Ação necessária 1: Repita literalmente o trecho da resenha do spinoff que começa em "Agora, analisando os" e segue até "é a coesão.".
Ação necessária 2: Escreva a continuação da resenha do spinoff a partir da última frase apresentada.

Bloco de texto:

++++++

Nesta altura, chegamos em um ponto importantíssimo para a existência desse spinoff, podendo ser equiparado às montações e maquiagens horripilantes, as histórias de cada personagem e a revelação do artista atrás da obra consegue roubar os holofotes e se centralizar como, talvez, o principal objetivo dessa ressurreição acontecer: ‘conheçam melhor quem vamos trazer de volta, só assim será possível entender o motivo de tal personagem voltar à tv’. E bem, isso é trabalhado de forma poética, sem as intrigas e dramas planejados pela produção, sem a propagação de esteriótipos da ‘drag barraqueira’ ou coisas do tipo. São pessoas normais contando sobre os problemas de sua vida e como a arte fez parte do processo de cura e evolução pessoal. Isso fica muito claro em duas participantes específicas, Priscilla, nos contando sobre a transição e a importância de darmos lugar para artistas trans, e Kendra, relatando sua experiência recente em que sofreu um acidente em uma apresentação que envolvia fogo. A parte documental aqui se firma como um diferencial muito bem trabalhado, sendo o único filme do mundo em que é possível ver um zumbi cozinhando.
Agora, analisando os desafios, looks e performances, é possível afirmar que todas mereciam um pedacinho da coroa (caso alguma estivesse em jogo). Todas as concorrentes conseguiram brilhar e servir um visual memorável em pelo menos uma das categorias. O que sem dúvidas dificultou a escolha das Boulet Brothers, além da qualidade dos artistas presentes, foi a grande diferença entre eles. Disparidades de estilos e de recursos, o que é brilhantemente demonstrado quando Saint fala sobre usar materiais baratos em sua montação de bruxas e a câmera, logo em seguida, corta para Victoria construindo uma prótese super elaborada e cheia de detalhes com todos os seus aparatos de efeitos especiais. É claro, isso não desqualifica ou menospreza o trabalho de ninguém ali dentro, sabemos que para as juradas o ponto principal a ser julgado é a coesão.

++++++

Registros do conjunto de dados:
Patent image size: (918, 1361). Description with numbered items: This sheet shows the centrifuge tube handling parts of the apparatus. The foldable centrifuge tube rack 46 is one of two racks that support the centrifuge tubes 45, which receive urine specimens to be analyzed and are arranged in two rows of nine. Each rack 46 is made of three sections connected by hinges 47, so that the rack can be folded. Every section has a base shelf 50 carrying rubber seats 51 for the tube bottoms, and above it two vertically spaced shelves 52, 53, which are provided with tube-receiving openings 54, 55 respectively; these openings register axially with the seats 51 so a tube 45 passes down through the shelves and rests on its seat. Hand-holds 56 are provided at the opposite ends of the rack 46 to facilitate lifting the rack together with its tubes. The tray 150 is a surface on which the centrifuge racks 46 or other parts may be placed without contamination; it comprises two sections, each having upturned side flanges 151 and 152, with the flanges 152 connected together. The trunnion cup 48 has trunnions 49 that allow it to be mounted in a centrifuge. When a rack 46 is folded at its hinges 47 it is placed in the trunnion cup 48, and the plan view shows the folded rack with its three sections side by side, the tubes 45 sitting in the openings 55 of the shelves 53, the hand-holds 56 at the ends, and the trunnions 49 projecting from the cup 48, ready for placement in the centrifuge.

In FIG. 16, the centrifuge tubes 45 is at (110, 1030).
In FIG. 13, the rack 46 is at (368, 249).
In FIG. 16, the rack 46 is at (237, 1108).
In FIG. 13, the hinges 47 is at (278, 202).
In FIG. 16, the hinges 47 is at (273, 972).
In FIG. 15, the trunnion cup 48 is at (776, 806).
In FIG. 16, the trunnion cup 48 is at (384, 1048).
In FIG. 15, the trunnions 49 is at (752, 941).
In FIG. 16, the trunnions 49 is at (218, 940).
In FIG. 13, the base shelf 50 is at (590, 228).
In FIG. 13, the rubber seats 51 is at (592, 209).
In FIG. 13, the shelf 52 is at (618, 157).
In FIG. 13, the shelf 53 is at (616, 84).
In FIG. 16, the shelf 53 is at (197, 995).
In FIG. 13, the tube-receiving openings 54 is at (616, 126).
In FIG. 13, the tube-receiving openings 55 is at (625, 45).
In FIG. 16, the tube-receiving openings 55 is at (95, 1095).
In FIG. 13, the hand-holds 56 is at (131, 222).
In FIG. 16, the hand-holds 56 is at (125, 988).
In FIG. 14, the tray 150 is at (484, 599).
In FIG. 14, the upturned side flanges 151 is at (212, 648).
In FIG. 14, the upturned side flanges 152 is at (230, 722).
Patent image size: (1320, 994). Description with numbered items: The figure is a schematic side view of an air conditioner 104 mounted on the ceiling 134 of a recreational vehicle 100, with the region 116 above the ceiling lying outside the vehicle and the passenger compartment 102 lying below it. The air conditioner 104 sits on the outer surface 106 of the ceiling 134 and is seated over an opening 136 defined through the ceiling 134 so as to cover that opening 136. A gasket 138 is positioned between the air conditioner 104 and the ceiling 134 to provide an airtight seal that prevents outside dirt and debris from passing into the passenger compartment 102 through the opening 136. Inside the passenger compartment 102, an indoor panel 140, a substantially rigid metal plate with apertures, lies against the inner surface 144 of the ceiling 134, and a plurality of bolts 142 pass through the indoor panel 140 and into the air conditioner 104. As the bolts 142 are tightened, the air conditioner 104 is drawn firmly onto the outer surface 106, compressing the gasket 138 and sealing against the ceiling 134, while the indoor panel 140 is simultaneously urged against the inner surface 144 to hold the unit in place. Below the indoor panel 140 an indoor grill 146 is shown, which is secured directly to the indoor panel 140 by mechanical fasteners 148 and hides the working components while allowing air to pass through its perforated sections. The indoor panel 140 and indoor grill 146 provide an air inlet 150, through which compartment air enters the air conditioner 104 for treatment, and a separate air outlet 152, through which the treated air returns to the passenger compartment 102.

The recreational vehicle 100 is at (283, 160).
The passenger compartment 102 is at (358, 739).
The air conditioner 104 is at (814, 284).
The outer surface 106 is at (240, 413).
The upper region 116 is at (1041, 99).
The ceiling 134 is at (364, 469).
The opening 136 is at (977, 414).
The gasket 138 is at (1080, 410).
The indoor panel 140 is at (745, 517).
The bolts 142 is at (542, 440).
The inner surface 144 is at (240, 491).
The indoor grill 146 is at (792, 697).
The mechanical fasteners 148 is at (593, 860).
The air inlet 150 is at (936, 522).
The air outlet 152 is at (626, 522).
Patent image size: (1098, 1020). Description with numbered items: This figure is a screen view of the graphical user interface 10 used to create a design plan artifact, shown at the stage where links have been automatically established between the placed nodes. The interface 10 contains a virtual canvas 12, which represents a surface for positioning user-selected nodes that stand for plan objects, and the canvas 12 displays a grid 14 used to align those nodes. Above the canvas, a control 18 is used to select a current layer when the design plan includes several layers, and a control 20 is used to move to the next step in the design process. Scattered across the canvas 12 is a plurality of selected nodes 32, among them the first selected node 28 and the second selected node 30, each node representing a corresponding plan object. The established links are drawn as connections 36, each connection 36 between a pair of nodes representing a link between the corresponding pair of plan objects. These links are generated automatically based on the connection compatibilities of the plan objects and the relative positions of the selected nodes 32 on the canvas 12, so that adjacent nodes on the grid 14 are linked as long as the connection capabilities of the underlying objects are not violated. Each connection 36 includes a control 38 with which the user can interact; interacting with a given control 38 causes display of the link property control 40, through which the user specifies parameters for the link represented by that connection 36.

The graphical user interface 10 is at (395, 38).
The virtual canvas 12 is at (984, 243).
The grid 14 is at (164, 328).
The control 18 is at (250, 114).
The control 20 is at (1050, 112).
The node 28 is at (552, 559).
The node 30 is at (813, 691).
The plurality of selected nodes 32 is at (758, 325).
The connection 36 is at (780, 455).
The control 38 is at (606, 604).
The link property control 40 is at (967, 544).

++++++

Saída esperada 1:
Agora, analisando os desafios, looks e performances, é possível afirmar que todas mereciam um pedacinho da coroa (caso alguma estivesse em jogo). Todas as concorrentes conseguiram brilhar e servir um visual memorável em pelo menos uma das categorias. O que sem dúvidas dificultou a escolha das Boulet Brothers, além da qualidade dos artistas presentes, foi a grande diferença entre eles. Disparidades de estilos e de recursos, o que é brilhantemente demonstrado quando Saint fala sobre usar materiais baratos em sua montação de bruxas e a câmera, logo em seguida, corta para Victoria construindo uma prótese super elaborada e cheia de detalhes com todos os seus aparatos de efeitos especiais. É claro, isso não desqualifica ou menospreza o trabalho de ninguém ali dentro, sabemos que para as juradas o ponto principal a ser julgado é a coesão.

Saída esperada 2:
Fechando a tríade de pilares da produção temos um ar cinematográfico que desde o primeiro segundo do especial se mostra impecável, como a cena inicial em que a Swanthula vampira participa de uma orgia na mansão Boulet e a escolha do estilo ”found footage” para fazer as transições de forma orgânica, uma vês que o Resurrection foi gravado em diversas cidades e dentro delas em diversas locações, o que envolve muitos cortes. O cuidadoso trabalho de ambientação se mantém durante todo o episódio e explode no lipsync de “In The Next Life”, música de outro grande nome do Halloween contemporâneo, Kim Petras, que se encaixa perfeitamente com a proposta e as batidas eletrônicas já canonizadas nos floorshows passados. Outro momento marcante é a forma em que anunciam quem venceu, voltando as raízes ‘filth’ e teatrais de Dragula.